---- DATA

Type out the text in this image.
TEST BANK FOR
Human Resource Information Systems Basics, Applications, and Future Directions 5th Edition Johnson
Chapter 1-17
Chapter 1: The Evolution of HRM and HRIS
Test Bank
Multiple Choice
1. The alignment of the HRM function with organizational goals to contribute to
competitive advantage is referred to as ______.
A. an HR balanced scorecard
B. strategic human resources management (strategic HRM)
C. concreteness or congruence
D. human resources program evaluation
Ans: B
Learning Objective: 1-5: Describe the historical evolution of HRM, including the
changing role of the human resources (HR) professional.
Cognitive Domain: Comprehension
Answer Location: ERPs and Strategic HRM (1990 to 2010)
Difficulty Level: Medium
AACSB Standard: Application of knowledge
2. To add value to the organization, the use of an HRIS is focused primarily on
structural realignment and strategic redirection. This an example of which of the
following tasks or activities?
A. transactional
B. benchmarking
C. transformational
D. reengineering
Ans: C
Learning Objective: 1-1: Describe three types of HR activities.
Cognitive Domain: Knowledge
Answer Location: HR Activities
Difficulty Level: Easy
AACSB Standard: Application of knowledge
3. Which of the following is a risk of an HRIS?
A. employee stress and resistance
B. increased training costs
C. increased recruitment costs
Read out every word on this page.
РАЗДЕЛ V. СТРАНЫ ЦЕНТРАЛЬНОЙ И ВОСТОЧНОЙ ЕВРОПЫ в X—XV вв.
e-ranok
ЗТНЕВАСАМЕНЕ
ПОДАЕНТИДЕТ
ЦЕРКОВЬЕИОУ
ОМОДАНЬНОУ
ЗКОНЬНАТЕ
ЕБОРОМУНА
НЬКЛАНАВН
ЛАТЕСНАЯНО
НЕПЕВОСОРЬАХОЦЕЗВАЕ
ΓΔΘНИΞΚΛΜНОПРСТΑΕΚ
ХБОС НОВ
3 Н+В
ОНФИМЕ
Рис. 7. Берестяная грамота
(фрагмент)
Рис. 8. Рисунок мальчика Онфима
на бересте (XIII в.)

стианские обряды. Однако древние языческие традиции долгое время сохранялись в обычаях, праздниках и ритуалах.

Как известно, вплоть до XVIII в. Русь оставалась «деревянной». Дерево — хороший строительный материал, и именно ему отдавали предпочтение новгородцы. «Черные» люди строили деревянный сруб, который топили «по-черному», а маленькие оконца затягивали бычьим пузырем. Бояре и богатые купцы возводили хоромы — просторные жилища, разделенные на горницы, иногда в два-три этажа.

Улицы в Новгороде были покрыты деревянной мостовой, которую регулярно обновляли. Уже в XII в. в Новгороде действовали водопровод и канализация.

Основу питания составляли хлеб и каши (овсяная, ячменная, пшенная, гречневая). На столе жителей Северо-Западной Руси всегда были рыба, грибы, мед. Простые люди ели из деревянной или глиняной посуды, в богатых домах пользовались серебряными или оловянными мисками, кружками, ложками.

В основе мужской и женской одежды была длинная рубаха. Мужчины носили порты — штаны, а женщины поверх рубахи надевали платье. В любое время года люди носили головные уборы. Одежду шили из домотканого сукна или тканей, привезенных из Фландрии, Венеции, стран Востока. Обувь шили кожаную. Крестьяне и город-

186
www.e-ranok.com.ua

--------

### WRITTEN REQUEST
Identify the lines above that contain the word "были", then copy them.

### TASK RESULT
Улицы в Новгороде были покрыты деревянной мостовой, которую регулярно обновляли. Уже в XII в. в Новгороде действовали водопровод и канализация.
Основу питания составляли хлеб и каши (овсяная, ячменная, пшенная, гречневая). На столе жителей Северо-Западной Руси всегда были рыба, грибы, мед. Простые люди ели из деревянной или глиняной посуды, в богатых домах пользовались серебряными или оловянными мисками, кружками, ложками.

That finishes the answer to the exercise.